▶ [Required task] Would you write out the listing verbatim and skip every picture in it?

━━━ Materials provided ━━━

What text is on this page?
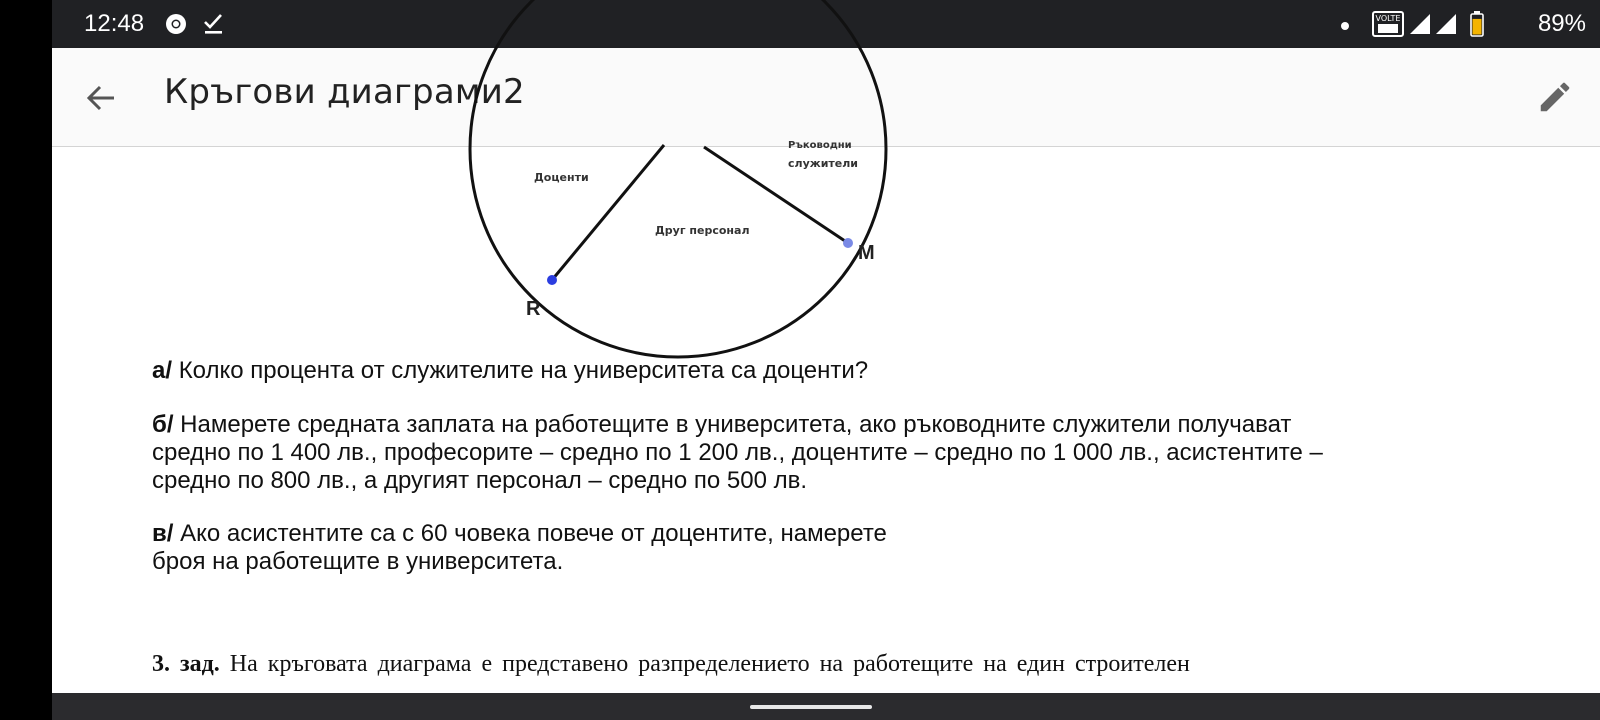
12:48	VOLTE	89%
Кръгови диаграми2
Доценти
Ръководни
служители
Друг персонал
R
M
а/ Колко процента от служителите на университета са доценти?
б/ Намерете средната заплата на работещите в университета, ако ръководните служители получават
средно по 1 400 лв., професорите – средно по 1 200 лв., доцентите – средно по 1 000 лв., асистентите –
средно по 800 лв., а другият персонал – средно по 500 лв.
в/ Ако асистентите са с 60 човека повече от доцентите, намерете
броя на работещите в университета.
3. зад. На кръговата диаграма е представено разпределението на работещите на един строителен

━━━

▶ [Full answer]
What text is on this page?
12:48	VOLTE	89%
Кръгови диаграми2
Доценти
Ръководни
служители
Друг персонал
R
M
а/ Колко процента от служителите на университета са доценти?
б/ Намерете средната заплата на работещите в университета, ако ръководните служители получават
средно по 1 400 лв., професорите – средно по 1 200 лв., доцентите – средно по 1 000 лв., асистентите –
средно по 800 лв., а другият персонал – средно по 500 лв.
в/ Ако асистентите са с 60 човека повече от доцентите, намерете
броя на работещите в университета.
3. зад. На кръговата диаграма е представено разпределението на работещите на един строителен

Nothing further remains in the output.